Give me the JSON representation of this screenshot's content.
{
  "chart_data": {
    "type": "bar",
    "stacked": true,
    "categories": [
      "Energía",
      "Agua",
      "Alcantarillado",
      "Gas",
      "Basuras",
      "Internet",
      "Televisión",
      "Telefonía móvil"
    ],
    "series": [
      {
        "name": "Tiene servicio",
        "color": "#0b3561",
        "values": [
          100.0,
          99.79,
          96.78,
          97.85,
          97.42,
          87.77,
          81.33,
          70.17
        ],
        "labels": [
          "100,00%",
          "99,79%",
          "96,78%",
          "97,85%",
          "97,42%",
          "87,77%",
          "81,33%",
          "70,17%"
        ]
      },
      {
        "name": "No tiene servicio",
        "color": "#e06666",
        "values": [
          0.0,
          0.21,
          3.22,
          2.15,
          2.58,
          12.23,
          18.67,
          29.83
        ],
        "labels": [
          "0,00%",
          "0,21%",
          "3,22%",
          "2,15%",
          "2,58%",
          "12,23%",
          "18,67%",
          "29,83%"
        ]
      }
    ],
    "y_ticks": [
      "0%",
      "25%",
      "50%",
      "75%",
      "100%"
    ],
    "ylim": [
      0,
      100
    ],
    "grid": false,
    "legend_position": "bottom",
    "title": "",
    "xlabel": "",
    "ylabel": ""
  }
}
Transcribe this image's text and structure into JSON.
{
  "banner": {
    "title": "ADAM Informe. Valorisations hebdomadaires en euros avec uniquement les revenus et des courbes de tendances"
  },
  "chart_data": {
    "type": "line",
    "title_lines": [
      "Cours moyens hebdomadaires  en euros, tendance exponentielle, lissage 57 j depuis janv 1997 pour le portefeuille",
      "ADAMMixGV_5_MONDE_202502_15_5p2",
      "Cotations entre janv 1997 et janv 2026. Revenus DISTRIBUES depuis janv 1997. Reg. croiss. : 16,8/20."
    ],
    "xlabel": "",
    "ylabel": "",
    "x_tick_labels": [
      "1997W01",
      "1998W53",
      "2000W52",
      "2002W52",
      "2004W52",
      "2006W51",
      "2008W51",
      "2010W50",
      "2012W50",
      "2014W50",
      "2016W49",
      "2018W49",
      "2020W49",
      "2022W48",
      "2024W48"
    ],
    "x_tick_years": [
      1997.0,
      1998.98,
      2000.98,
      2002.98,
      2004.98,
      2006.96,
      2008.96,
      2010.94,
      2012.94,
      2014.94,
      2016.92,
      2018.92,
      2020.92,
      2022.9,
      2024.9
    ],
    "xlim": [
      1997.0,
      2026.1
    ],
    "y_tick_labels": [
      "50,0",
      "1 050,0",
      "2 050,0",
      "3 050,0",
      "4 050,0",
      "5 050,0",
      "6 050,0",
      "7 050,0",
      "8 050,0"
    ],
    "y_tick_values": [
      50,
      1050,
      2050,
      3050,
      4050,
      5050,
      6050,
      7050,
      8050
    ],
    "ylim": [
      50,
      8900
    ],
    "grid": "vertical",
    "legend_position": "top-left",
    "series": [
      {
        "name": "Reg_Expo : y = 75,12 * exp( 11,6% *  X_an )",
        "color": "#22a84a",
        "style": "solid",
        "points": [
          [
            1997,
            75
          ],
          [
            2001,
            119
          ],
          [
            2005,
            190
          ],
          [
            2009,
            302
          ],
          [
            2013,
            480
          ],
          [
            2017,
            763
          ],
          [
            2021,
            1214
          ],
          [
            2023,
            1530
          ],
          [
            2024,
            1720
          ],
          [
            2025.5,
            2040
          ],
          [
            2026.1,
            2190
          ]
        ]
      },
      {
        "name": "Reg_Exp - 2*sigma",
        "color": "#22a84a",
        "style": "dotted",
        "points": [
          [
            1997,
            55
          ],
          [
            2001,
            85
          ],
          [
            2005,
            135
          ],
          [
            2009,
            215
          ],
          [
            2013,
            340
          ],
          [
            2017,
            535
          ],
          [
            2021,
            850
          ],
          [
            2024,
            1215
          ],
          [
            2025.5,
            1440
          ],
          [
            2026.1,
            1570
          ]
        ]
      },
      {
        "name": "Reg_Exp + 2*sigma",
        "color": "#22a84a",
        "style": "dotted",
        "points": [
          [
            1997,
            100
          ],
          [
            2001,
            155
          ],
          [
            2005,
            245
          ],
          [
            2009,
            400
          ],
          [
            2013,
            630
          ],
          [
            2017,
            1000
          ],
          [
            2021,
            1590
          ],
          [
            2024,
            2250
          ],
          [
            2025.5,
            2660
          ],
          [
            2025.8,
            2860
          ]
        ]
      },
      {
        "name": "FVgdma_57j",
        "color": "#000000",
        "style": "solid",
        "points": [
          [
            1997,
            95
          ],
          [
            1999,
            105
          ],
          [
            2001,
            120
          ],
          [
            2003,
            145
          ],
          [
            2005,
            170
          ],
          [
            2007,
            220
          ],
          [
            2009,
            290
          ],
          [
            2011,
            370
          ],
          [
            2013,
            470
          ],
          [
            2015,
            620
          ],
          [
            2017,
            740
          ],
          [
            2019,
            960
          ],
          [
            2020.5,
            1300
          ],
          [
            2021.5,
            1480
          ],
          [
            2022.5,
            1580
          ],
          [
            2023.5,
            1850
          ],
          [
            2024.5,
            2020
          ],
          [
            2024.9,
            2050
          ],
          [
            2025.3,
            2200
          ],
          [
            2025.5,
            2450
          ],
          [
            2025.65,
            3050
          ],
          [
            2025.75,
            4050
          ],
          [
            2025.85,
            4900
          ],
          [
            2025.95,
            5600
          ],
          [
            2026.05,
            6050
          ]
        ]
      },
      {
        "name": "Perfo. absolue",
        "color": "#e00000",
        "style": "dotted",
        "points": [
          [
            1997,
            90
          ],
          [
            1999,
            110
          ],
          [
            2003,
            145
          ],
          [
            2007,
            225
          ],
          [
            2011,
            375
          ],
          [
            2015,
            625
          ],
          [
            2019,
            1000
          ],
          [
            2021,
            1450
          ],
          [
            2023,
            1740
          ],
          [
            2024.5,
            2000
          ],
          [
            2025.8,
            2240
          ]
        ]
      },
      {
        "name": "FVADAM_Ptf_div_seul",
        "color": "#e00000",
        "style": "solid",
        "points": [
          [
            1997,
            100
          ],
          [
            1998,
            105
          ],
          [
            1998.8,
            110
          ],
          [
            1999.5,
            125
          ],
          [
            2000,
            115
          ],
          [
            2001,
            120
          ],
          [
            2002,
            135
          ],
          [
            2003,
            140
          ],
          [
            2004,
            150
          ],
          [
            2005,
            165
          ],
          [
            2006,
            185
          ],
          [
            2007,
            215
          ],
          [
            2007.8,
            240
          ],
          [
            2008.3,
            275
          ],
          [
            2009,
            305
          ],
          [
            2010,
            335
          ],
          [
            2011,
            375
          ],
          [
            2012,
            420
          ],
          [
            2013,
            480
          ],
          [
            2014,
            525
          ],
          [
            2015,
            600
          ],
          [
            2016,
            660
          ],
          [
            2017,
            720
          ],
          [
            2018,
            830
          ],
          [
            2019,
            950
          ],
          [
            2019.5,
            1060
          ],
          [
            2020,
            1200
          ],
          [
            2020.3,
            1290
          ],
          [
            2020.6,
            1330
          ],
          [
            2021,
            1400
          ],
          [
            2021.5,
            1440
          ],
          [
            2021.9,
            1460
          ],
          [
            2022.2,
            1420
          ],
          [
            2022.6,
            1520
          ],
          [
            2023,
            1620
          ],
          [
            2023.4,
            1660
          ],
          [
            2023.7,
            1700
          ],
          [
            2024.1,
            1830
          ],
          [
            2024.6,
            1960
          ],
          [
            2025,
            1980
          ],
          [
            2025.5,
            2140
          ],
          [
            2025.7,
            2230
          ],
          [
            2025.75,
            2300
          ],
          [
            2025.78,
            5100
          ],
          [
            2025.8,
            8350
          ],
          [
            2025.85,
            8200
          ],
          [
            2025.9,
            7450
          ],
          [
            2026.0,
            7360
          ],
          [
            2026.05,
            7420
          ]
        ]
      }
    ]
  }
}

▶ **What you need to do**
Track down all lines above with the string "janv" and copy them.

▶ **Correct response**
      "Cours moyens hebdomadaires  en euros, tendance exponentielle, lissage 57 j depuis janv 1997 pour le portefeuille",
      "Cotations entre janv 1997 et janv 2026. Revenus DISTRIBUES depuis janv 1997. Reg. croiss. : 16,8/20."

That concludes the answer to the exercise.